EXERCISE TASK: Scan the records and identify every line in which the string "唐山钢厂" occurs, then return those lines.

DATA PROVIDED:
=-=-=-=-=

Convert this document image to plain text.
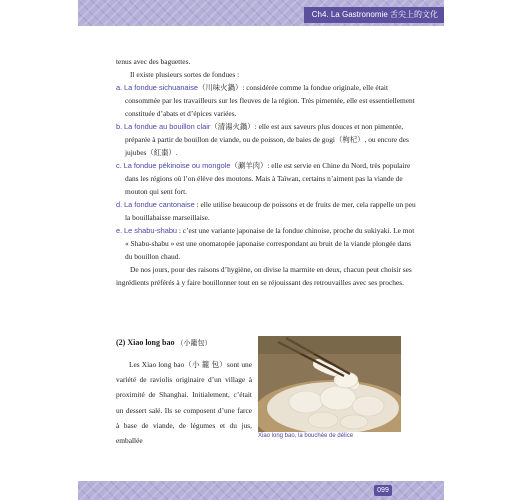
Ch4. La Gastronomie 舌尖上的文化

tenus avec des baguettes.

Il existe plusieurs sortes de fondues :

a. La fondue sichuanaise（川味火鍋）: considérée comme la fondue originale, elle était consommée par les travailleurs sur les fleuves de la région. Très pimentée, elle est essentiellement constituée d’abats et d’épices variées.

b. La fondue au bouillon clair（清湯火鍋）: elle est aux saveurs plus douces et non pimentée, préparée à partir de bouillon de viande, ou de poisson, de baies de gogi（枸杞）, ou encore des jujubes（紅棗）.

c. La fondue pékinoise ou mongole（涮羊肉）: elle est servie en Chine du Nord, très populaire dans les régions où l’on élève des moutons. Mais à Taïwan, certains n’aiment pas la viande de mouton qui sent fort.

d. La fondue cantonaise : elle utilise beaucoup de poissons et de fruits de mer, cela rappelle un peu la bouillabaisse marseillaise.

e. Le shabu-shabu : c’est une variante japonaise de la fondue chinoise, proche du sukiyaki. Le mot « Shabu-shabu » est une onomatopée japonaise correspondant au bruit de la viande plongée dans du bouillon chaud.

De nos jours, pour des raisons d’hygiène, on divise la marmite en deux, chacun peut choisir ses ingrédients préférés à y faire bouillonner tout en se réjouissant des retrouvailles avec ses proches.

(2) Xiao long bao （小籠包）

Les Xiao long bao（小 籠 包）sont une variété de raviolis originaire d’un village à proximité de Shanghai. Initialement, c’était un dessert salé. Ils se composent d’une farce à base de viande, de légumes et du jus, emballée

Xiao long bao, la bouchée de délice
099
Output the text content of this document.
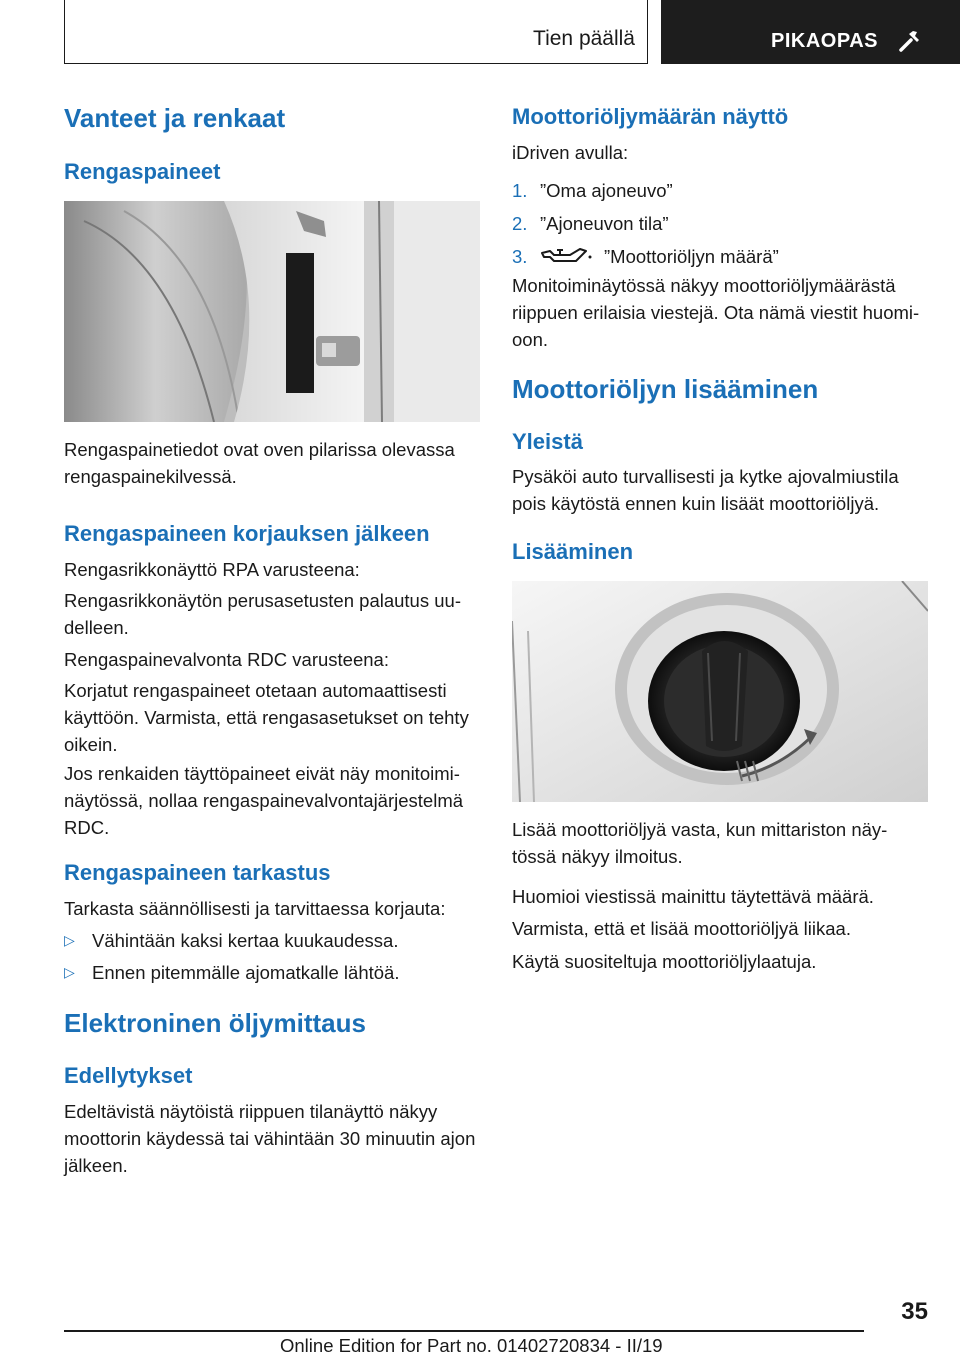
Tien päällä	PIKAOPAS
Vanteet ja renkaat
Rengaspaineet
Rengaspainetiedot ovat oven pilarissa olevassa rengaspainekilvessä.
Rengaspaineen korjauksen jälkeen
Rengasrikkonäyttö RPA varusteena:
Rengasrikkonäytön perusasetusten palautus uu-delleen.
Rengaspainevalvonta RDC varusteena:
Korjatut rengaspaineet otetaan automaattisesti käyttöön. Varmista, että rengasasetukset on tehty oikein.
Jos renkaiden täyttöpaineet eivät näy monitoimi-näytössä, nollaa rengaspainevalvontajärjestelmä RDC.
Rengaspaineen tarkastus
Tarkasta säännöllisesti ja tarvittaessa korjauta:
▷ Vähintään kaksi kertaa kuukaudessa.
▷ Ennen pitemmälle ajomatkalle lähtöä.
Elektroninen öljymittaus
Edellytykset
Edeltävistä näytöistä riippuen tilanäyttö näkyy moottorin käydessä tai vähintään 30 minuutin ajon jälkeen.
Moottoriöljymäärän näyttö
iDriven avulla:
1. ”Oma ajoneuvo”
2. ”Ajoneuvon tila”
3.	”Moottoriöljyn määrä”
Monitoiminäytössä näkyy moottoriöljymäärästä riippuen erilaisia viestejä. Ota nämä viestit huomi-oon.
Moottoriöljyn lisääminen
Yleistä
Pysäköi auto turvallisesti ja kytke ajovalmiustila pois käytöstä ennen kuin lisäät moottoriöljyä.
Lisääminen
Lisää moottoriöljyä vasta, kun mittariston näy-tössä näkyy ilmoitus.
Huomioi viestissä mainittu täytettävä määrä.
Varmista, että et lisää moottoriöljyä liikaa.
Käytä suositeltuja moottoriöljylaatuja.
35
Online Edition for Part no. 01402720834 - II/19
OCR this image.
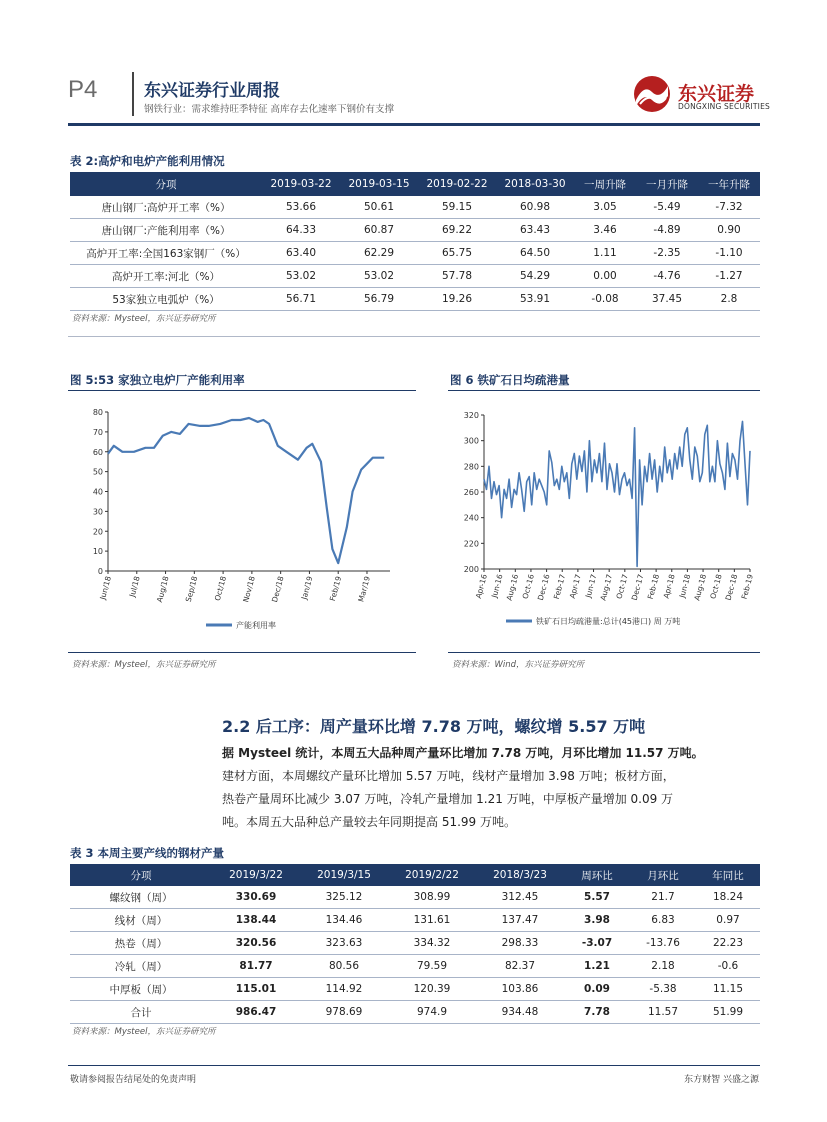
P4	东兴证券行业周报
钢铁行业：需求维持旺季特征 高库存去化速率下钢价有支撑
东兴证券
DONGXING SECURITIES
表 2:高炉和电炉产能利用情况
分项	2019-03-22	2019-03-15	2019-02-22	2018-03-30	一周升降	一月升降	一年升降
唐山钢厂:高炉开工率（%）	53.66	50.61	59.15	60.98	3.05	-5.49	-7.32
唐山钢厂:产能利用率（%）	64.33	60.87	69.22	63.43	3.46	-4.89	0.90
高炉开工率:全国163家钢厂（%）	63.40	62.29	65.75	64.50	1.11	-2.35	-1.10
高炉开工率:河北（%）	53.02	53.02	57.78	54.29	0.00	-4.76	-1.27
53家独立电弧炉（%）	56.71	56.79	19.26	53.91	-0.08	37.45	2.8
资料来源：Mysteel，东兴证券研究所
图 5:53 家独立电炉厂产能利用率
0
10
20
30
40
50
60
70
80
Jun/18 Jul/18 Aug/18 Sep/18 Oct/18 Nov/18 Dec/18 Jan/19 Feb/19 Mar/19
产能利用率
资料来源：Mysteel，东兴证券研究所
图 6 铁矿石日均疏港量
200
220
240
260
280
300
320
Apr-16 Jun-16 Aug-16 Oct-16 Dec-16 Feb-17 Apr-17 Jun-17 Aug-17 Oct-17 Dec-17 Feb-18 Apr-18 Jun-18 Aug-18 Oct-18 Dec-18 Feb-19
铁矿石日均疏港量:总计(45港口) 周 万吨
资料来源：Wind，东兴证券研究所
2.2 后工序：周产量环比增 7.78 万吨，螺纹增 5.57 万吨
据 Mysteel 统计，本周五大品种周产量环比增加 7.78 万吨，月环比增加 11.57 万吨。
建材方面，本周螺纹产量环比增加 5.57 万吨，线材产量增加 3.98 万吨；板材方面，
热卷产量周环比减少 3.07 万吨，冷轧产量增加 1.21 万吨，中厚板产量增加 0.09 万
吨。本周五大品种总产量较去年同期提高 51.99 万吨。
表 3 本周主要产线的钢材产量
分项	2019/3/22	2019/3/15	2019/2/22	2018/3/23	周环比	月环比	年同比
螺纹钢（周）	330.69	325.12	308.99	312.45	5.57	21.7	18.24
线材（周）	138.44	134.46	131.61	137.47	3.98	6.83	0.97
热卷（周）	320.56	323.63	334.32	298.33	-3.07	-13.76	22.23
冷轧（周）	81.77	80.56	79.59	82.37	1.21	2.18	-0.6
中厚板（周）	115.01	114.92	120.39	103.86	0.09	-5.38	11.15
合计	986.47	978.69	974.9	934.48	7.78	11.57	51.99
资料来源：Mysteel，东兴证券研究所
敬请参阅报告结尾处的免责声明	东方财智 兴盛之源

=-=-=-=-=

THE RESPONSE:
唐山钢厂:高炉开工率（%）	53.66	50.61	59.15	60.98	3.05	-5.49	-7.32
唐山钢厂:产能利用率（%）	64.33	60.87	69.22	63.43	3.46	-4.89	0.90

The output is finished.